* Instructions for the task
All records below are to be repeated precisely, with nothing added.

* Data shown
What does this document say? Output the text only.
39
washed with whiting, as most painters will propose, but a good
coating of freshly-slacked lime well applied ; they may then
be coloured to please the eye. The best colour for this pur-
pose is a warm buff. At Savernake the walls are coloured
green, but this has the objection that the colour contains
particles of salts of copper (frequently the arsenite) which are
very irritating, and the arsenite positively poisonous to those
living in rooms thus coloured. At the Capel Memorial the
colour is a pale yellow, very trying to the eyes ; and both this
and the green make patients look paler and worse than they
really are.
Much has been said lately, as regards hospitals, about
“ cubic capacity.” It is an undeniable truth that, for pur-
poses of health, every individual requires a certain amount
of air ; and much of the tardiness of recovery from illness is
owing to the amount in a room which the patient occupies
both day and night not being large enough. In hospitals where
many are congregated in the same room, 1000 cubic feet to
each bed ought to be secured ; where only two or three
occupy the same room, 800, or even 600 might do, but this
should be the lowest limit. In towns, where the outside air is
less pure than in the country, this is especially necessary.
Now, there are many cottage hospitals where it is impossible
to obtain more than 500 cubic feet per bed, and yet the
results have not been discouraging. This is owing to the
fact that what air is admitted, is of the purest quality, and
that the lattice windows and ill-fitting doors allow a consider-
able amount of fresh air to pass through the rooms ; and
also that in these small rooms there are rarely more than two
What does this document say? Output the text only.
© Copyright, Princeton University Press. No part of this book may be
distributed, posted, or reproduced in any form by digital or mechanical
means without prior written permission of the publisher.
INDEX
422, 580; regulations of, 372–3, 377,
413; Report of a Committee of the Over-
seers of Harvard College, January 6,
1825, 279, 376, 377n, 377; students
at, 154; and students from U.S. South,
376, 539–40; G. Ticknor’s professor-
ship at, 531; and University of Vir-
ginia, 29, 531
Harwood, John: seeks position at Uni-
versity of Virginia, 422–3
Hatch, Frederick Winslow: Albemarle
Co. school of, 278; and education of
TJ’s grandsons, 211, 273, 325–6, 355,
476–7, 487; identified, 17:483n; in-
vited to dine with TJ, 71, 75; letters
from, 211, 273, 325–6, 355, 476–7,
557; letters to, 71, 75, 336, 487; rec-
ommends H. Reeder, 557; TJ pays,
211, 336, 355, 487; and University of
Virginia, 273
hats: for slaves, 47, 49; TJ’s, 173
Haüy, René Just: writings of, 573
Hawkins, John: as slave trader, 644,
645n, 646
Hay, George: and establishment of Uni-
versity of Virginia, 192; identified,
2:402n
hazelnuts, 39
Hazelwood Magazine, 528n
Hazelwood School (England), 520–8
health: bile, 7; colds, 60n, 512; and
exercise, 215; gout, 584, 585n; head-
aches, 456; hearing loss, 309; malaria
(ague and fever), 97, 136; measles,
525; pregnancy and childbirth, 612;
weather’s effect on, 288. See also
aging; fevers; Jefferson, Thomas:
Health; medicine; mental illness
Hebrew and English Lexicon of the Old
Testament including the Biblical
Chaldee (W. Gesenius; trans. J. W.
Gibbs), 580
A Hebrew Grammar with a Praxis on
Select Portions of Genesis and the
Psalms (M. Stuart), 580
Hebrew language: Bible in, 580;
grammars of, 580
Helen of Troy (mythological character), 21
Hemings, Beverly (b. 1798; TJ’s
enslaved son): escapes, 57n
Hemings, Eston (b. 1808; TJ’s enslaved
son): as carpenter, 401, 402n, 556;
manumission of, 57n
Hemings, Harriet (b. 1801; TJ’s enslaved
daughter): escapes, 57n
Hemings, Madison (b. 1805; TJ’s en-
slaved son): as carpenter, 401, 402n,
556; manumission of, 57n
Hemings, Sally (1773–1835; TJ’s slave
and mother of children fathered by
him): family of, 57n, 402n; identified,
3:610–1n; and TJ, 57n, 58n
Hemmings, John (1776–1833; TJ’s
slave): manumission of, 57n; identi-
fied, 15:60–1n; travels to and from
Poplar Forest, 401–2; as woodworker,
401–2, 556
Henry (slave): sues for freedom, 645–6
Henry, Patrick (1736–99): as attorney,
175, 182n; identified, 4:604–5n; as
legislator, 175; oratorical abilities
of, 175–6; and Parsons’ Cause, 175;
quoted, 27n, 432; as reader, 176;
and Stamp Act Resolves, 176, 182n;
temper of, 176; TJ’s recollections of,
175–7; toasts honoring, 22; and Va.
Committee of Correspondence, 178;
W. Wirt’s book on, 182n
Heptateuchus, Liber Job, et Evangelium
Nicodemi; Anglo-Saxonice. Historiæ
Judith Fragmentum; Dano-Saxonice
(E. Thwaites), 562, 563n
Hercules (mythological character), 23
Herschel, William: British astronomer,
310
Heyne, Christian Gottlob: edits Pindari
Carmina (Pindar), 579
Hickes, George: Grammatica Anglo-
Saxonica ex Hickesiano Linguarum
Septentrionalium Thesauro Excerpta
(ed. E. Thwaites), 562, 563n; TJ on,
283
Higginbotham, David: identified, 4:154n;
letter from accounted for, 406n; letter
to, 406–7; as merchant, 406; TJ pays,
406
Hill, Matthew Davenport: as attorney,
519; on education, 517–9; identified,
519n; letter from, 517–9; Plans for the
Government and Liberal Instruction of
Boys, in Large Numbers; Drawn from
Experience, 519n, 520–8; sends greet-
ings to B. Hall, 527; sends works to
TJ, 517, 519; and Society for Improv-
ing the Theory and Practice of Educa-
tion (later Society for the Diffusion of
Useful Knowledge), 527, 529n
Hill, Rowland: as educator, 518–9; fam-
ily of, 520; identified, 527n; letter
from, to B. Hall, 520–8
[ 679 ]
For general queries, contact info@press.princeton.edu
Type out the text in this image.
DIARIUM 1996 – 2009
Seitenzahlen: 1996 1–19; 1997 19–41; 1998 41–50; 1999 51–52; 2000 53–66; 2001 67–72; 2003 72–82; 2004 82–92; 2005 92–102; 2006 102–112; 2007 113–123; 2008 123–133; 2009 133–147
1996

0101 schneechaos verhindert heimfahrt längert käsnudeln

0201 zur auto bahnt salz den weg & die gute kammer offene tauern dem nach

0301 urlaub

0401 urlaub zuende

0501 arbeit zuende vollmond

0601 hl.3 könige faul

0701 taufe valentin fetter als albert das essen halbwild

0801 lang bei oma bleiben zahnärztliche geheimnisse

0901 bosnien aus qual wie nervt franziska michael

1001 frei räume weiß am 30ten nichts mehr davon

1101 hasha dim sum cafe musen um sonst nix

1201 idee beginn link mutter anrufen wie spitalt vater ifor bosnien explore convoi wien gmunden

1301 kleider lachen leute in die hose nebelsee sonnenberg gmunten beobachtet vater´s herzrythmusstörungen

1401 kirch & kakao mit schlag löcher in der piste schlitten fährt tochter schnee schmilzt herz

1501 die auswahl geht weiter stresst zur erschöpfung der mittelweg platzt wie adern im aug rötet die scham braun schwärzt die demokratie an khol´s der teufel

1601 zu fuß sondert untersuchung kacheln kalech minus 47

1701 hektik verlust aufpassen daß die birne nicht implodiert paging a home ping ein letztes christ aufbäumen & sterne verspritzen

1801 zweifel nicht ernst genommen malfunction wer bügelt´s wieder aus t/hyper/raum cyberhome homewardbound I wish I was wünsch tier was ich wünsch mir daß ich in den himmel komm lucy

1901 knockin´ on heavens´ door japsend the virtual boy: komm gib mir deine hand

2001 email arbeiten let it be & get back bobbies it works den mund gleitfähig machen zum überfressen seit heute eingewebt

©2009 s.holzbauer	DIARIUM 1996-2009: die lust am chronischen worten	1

* Task result
What does this document say? Output the text only.
39
washed with whiting, as most painters will propose, but a good
coating of freshly-slacked lime well applied ; they may then
be coloured to please the eye. The best colour for this pur-
pose is a warm buff. At Savernake the walls are coloured
green, but this has the objection that the colour contains
particles of salts of copper (frequently the arsenite) which are
very irritating, and the arsenite positively poisonous to those
living in rooms thus coloured. At the Capel Memorial the
colour is a pale yellow, very trying to the eyes ; and both this
and the green make patients look paler and worse than they
really are.
Much has been said lately, as regards hospitals, about
“ cubic capacity.” It is an undeniable truth that, for pur-
poses of health, every individual requires a certain amount
of air ; and much of the tardiness of recovery from illness is
owing to the amount in a room which the patient occupies
both day and night not being large enough. In hospitals where
many are congregated in the same room, 1000 cubic feet to
each bed ought to be secured ; where only two or three
occupy the same room, 800, or even 600 might do, but this
should be the lowest limit. In towns, where the outside air is
less pure than in the country, this is especially necessary.
Now, there are many cottage hospitals where it is impossible
to obtain more than 500 cubic feet per bed, and yet the
results have not been discouraging. This is owing to the
fact that what air is admitted, is of the purest quality, and
that the lattice windows and ill-fitting doors allow a consider-
able amount of fresh air to pass through the rooms ; and
also that in these small rooms there are rarely more than two
What does this document say? Output the text only.
© Copyright, Princeton University Press. No part of this book may be
distributed, posted, or reproduced in any form by digital or mechanical
means without prior written permission of the publisher.
INDEX
422, 580; regulations of, 372–3, 377,
413; Report of a Committee of the Over-
seers of Harvard College, January 6,
1825, 279, 376, 377n, 377; students
at, 154; and students from U.S. South,
376, 539–40; G. Ticknor’s professor-
ship at, 531; and University of Vir-
ginia, 29, 531
Harwood, John: seeks position at Uni-
versity of Virginia, 422–3
Hatch, Frederick Winslow: Albemarle
Co. school of, 278; and education of
TJ’s grandsons, 211, 273, 325–6, 355,
476–7, 487; identified, 17:483n; in-
vited to dine with TJ, 71, 75; letters
from, 211, 273, 325–6, 355, 476–7,
557; letters to, 71, 75, 336, 487; rec-
ommends H. Reeder, 557; TJ pays,
211, 336, 355, 487; and University of
Virginia, 273
hats: for slaves, 47, 49; TJ’s, 173
Haüy, René Just: writings of, 573
Hawkins, John: as slave trader, 644,
645n, 646
Hay, George: and establishment of Uni-
versity of Virginia, 192; identified,
2:402n
hazelnuts, 39
Hazelwood Magazine, 528n
Hazelwood School (England), 520–8
health: bile, 7; colds, 60n, 512; and
exercise, 215; gout, 584, 585n; head-
aches, 456; hearing loss, 309; malaria
(ague and fever), 97, 136; measles,
525; pregnancy and childbirth, 612;
weather’s effect on, 288. See also
aging; fevers; Jefferson, Thomas:
Health; medicine; mental illness
Hebrew and English Lexicon of the Old
Testament including the Biblical
Chaldee (W. Gesenius; trans. J. W.
Gibbs), 580
A Hebrew Grammar with a Praxis on
Select Portions of Genesis and the
Psalms (M. Stuart), 580
Hebrew language: Bible in, 580;
grammars of, 580
Helen of Troy (mythological character), 21
Hemings, Beverly (b. 1798; TJ’s
enslaved son): escapes, 57n
Hemings, Eston (b. 1808; TJ’s enslaved
son): as carpenter, 401, 402n, 556;
manumission of, 57n
Hemings, Harriet (b. 1801; TJ’s enslaved
daughter): escapes, 57n
Hemings, Madison (b. 1805; TJ’s en-
slaved son): as carpenter, 401, 402n,
556; manumission of, 57n
Hemings, Sally (1773–1835; TJ’s slave
and mother of children fathered by
him): family of, 57n, 402n; identified,
3:610–1n; and TJ, 57n, 58n
Hemmings, John (1776–1833; TJ’s
slave): manumission of, 57n; identi-
fied, 15:60–1n; travels to and from
Poplar Forest, 401–2; as woodworker,
401–2, 556
Henry (slave): sues for freedom, 645–6
Henry, Patrick (1736–99): as attorney,
175, 182n; identified, 4:604–5n; as
legislator, 175; oratorical abilities
of, 175–6; and Parsons’ Cause, 175;
quoted, 27n, 432; as reader, 176;
and Stamp Act Resolves, 176, 182n;
temper of, 176; TJ’s recollections of,
175–7; toasts honoring, 22; and Va.
Committee of Correspondence, 178;
W. Wirt’s book on, 182n
Heptateuchus, Liber Job, et Evangelium
Nicodemi; Anglo-Saxonice. Historiæ
Judith Fragmentum; Dano-Saxonice
(E. Thwaites), 562, 563n
Hercules (mythological character), 23
Herschel, William: British astronomer,
310
Heyne, Christian Gottlob: edits Pindari
Carmina (Pindar), 579
Hickes, George: Grammatica Anglo-
Saxonica ex Hickesiano Linguarum
Septentrionalium Thesauro Excerpta
(ed. E. Thwaites), 562, 563n; TJ on,
283
Higginbotham, David: identified, 4:154n;
letter from accounted for, 406n; letter
to, 406–7; as merchant, 406; TJ pays,
406
Hill, Matthew Davenport: as attorney,
519; on education, 517–9; identified,
519n; letter from, 517–9; Plans for the
Government and Liberal Instruction of
Boys, in Large Numbers; Drawn from
Experience, 519n, 520–8; sends greet-
ings to B. Hall, 527; sends works to
TJ, 517, 519; and Society for Improv-
ing the Theory and Practice of Educa-
tion (later Society for the Diffusion of
Useful Knowledge), 527, 529n
Hill, Rowland: as educator, 518–9; fam-
ily of, 520; identified, 527n; letter
from, to B. Hall, 520–8
[ 679 ]
For general queries, contact info@press.princeton.edu
Type out the text in this image.
DIARIUM 1996 – 2009
Seitenzahlen: 1996 1–19; 1997 19–41; 1998 41–50; 1999 51–52; 2000 53–66; 2001 67–72; 2003 72–82; 2004 82–92; 2005 92–102; 2006 102–112; 2007 113–123; 2008 123–133; 2009 133–147
1996

0101 schneechaos verhindert heimfahrt längert käsnudeln

0201 zur auto bahnt salz den weg & die gute kammer offene tauern dem nach

0301 urlaub

0401 urlaub zuende

0501 arbeit zuende vollmond

0601 hl.3 könige faul

0701 taufe valentin fetter als albert das essen halbwild

0801 lang bei oma bleiben zahnärztliche geheimnisse

0901 bosnien aus qual wie nervt franziska michael

1001 frei räume weiß am 30ten nichts mehr davon

1101 hasha dim sum cafe musen um sonst nix

1201 idee beginn link mutter anrufen wie spitalt vater ifor bosnien explore convoi wien gmunden

1301 kleider lachen leute in die hose nebelsee sonnenberg gmunten beobachtet vater´s herzrythmusstörungen

1401 kirch & kakao mit schlag löcher in der piste schlitten fährt tochter schnee schmilzt herz

1501 die auswahl geht weiter stresst zur erschöpfung der mittelweg platzt wie adern im aug rötet die scham braun schwärzt die demokratie an khol´s der teufel

1601 zu fuß sondert untersuchung kacheln kalech minus 47

1701 hektik verlust aufpassen daß die birne nicht implodiert paging a home ping ein letztes christ aufbäumen & sterne verspritzen

1801 zweifel nicht ernst genommen malfunction wer bügelt´s wieder aus t/hyper/raum cyberhome homewardbound I wish I was wünsch tier was ich wünsch mir daß ich in den himmel komm lucy

1901 knockin´ on heavens´ door japsend the virtual boy: komm gib mir deine hand

2001 email arbeiten let it be & get back bobbies it works den mund gleitfähig machen zum überfressen seit heute eingewebt

©2009 s.holzbauer	DIARIUM 1996-2009: die lust am chronischen worten	1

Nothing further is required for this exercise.